Data excerpts
— begin —

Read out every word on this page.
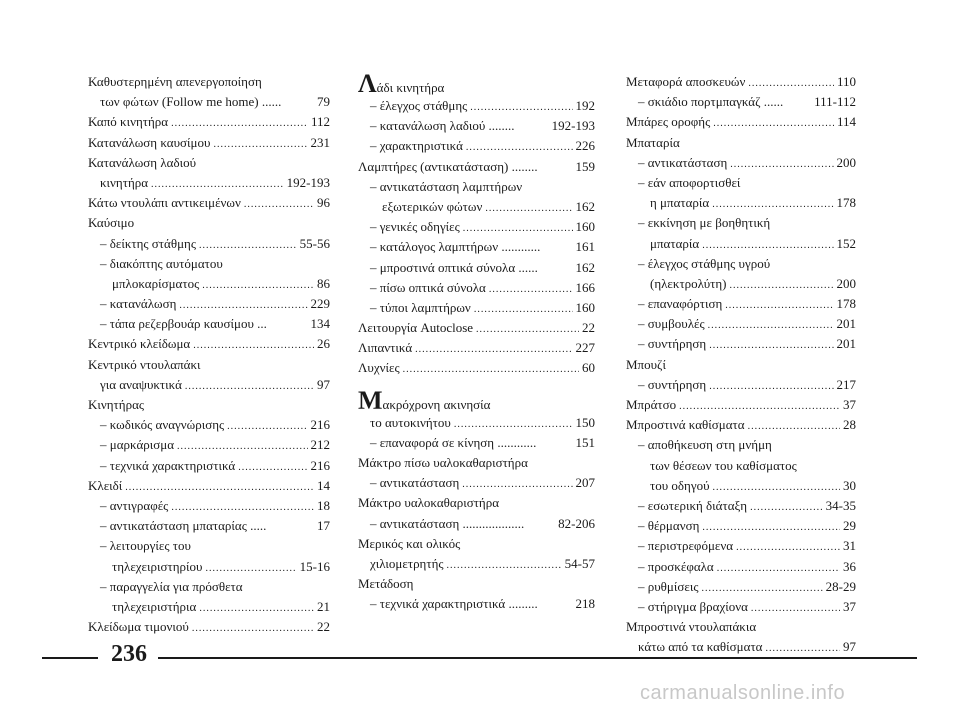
Καθυστερημένη απενεργοποίηση
των φώτων (Follow me home) ......	79
Καπό κινητήρα .....	112
Κατανάλωση καυσίμου .....	231
Κατανάλωση λαδιού
κινητήρα .....	192-193
Κάτω ντουλάπι αντικειμένων .....	96
Καύσιμο
– δείκτης στάθμης .....	55-56
– διακόπτης αυτόματου
μπλοκαρίσματος .....	86
– κατανάλωση .....	229
– τάπα ρεζερβουάρ καυσίμου ...	134
Κεντρικό κλείδωμα .....	26
Κεντρικό ντουλαπάκι
για αναψυκτικά .....	97
Κινητήρας
– κωδικός αναγνώρισης .....	216
– μαρκάρισμα .....	212
– τεχνικά χαρακτηριστικά .....	216
Κλειδί .....	14
– αντιγραφές .....	18
– αντικατάσταση μπαταρίας .....	17
– λειτουργίες του
τηλεχειριστηρίου .....	15-16
– παραγγελία για πρόσθετα
τηλεχειριστήρια .....	21
Κλείδωμα τιμονιού .....	22
Λάδι κινητήρα
– έλεγχος στάθμης .....	192
– κατανάλωση λαδιού ........	192-193
– χαρακτηριστικά .....	226
Λαμπτήρες (αντικατάσταση) ........	159
– αντικατάσταση λαμπτήρων
εξωτερικών φώτων .....	162
– γενικές οδηγίες .....	160
– κατάλογος λαμπτήρων ............	161
– μπροστινά οπτικά σύνολα ......	162
– πίσω οπτικά σύνολα .....	166
– τύποι λαμπτήρων .....	160
Λειτουργία Autoclose .....	22
Λιπαντικά .....	227
Λυχνίες .....	60
Μακρόχρονη ακινησία
το αυτοκινήτου .....	150
– επαναφορά σε κίνηση ............	151
Μάκτρο πίσω υαλοκαθαριστήρα
– αντικατάσταση .....	207
Μάκτρο υαλοκαθαριστήρα
– αντικατάσταση ...................	82-206
Μερικός και ολικός
χιλιομετρητής .....	54-57
Μετάδοση
– τεχνικά χαρακτηριστικά .........	218
Μεταφορά αποσκευών .....	110
– σκιάδιο πορτμπαγκάζ ...... 111-112
Μπάρες οροφής .....	114
Μπαταρία
– αντικατάσταση .....	200
– εάν αποφορτισθεί
η μπαταρία .....	178
– εκκίνηση με βοηθητική
μπαταρία .....	152
– έλεγχος στάθμης υγρού
(ηλεκτρολύτη) .....	200
– επαναφόρτιση .....	178
– συμβουλές .....	201
– συντήρηση .....	201
Μπουζί
– συντήρηση .....	217
Μπράτσο .....	37
Μπροστινά καθίσματα .....	28
– αποθήκευση στη μνήμη
των θέσεων του καθίσματος
του οδηγού .....	30
– εσωτερική διάταξη .....	34-35
– θέρμανση .....	29
– περιστρεφόμενα .....	31
– προσκέφαλα .....	36
– ρυθμίσεις .....	28-29
– στήριγμα βραχίονα .....	37
Μπροστινά ντουλαπάκια
κάτω από τα καθίσματα .....	97
236
carmanualsonline.info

— end —

**SHORT PROBLEM:** Quote the records above exactly, leaving out any pictures.

**RESPONSE FOR THIS EXERCISE:**
Read out every word on this page.
Καθυστερημένη απενεργοποίηση
των φώτων (Follow me home) ......	79
Καπό κινητήρα .....	112
Κατανάλωση καυσίμου .....	231
Κατανάλωση λαδιού
κινητήρα .....	192-193
Κάτω ντουλάπι αντικειμένων .....	96
Καύσιμο
– δείκτης στάθμης .....	55-56
– διακόπτης αυτόματου
μπλοκαρίσματος .....	86
– κατανάλωση .....	229
– τάπα ρεζερβουάρ καυσίμου ...	134
Κεντρικό κλείδωμα .....	26
Κεντρικό ντουλαπάκι
για αναψυκτικά .....	97
Κινητήρας
– κωδικός αναγνώρισης .....	216
– μαρκάρισμα .....	212
– τεχνικά χαρακτηριστικά .....	216
Κλειδί .....	14
– αντιγραφές .....	18
– αντικατάσταση μπαταρίας .....	17
– λειτουργίες του
τηλεχειριστηρίου .....	15-16
– παραγγελία για πρόσθετα
τηλεχειριστήρια .....	21
Κλείδωμα τιμονιού .....	22
Λάδι κινητήρα
– έλεγχος στάθμης .....	192
– κατανάλωση λαδιού ........	192-193
– χαρακτηριστικά .....	226
Λαμπτήρες (αντικατάσταση) ........	159
– αντικατάσταση λαμπτήρων
εξωτερικών φώτων .....	162
– γενικές οδηγίες .....	160
– κατάλογος λαμπτήρων ............	161
– μπροστινά οπτικά σύνολα ......	162
– πίσω οπτικά σύνολα .....	166
– τύποι λαμπτήρων .....	160
Λειτουργία Autoclose .....	22
Λιπαντικά .....	227
Λυχνίες .....	60
Μακρόχρονη ακινησία
το αυτοκινήτου .....	150
– επαναφορά σε κίνηση ............	151
Μάκτρο πίσω υαλοκαθαριστήρα
– αντικατάσταση .....	207
Μάκτρο υαλοκαθαριστήρα
– αντικατάσταση ...................	82-206
Μερικός και ολικός
χιλιομετρητής .....	54-57
Μετάδοση
– τεχνικά χαρακτηριστικά .........	218
Μεταφορά αποσκευών .....	110
– σκιάδιο πορτμπαγκάζ ...... 111-112
Μπάρες οροφής .....	114
Μπαταρία
– αντικατάσταση .....	200
– εάν αποφορτισθεί
η μπαταρία .....	178
– εκκίνηση με βοηθητική
μπαταρία .....	152
– έλεγχος στάθμης υγρού
(ηλεκτρολύτη) .....	200
– επαναφόρτιση .....	178
– συμβουλές .....	201
– συντήρηση .....	201
Μπουζί
– συντήρηση .....	217
Μπράτσο .....	37
Μπροστινά καθίσματα .....	28
– αποθήκευση στη μνήμη
των θέσεων του καθίσματος
του οδηγού .....	30
– εσωτερική διάταξη .....	34-35
– θέρμανση .....	29
– περιστρεφόμενα .....	31
– προσκέφαλα .....	36
– ρυθμίσεις .....	28-29
– στήριγμα βραχίονα .....	37
Μπροστινά ντουλαπάκια
κάτω από τα καθίσματα .....	97
236
carmanualsonline.info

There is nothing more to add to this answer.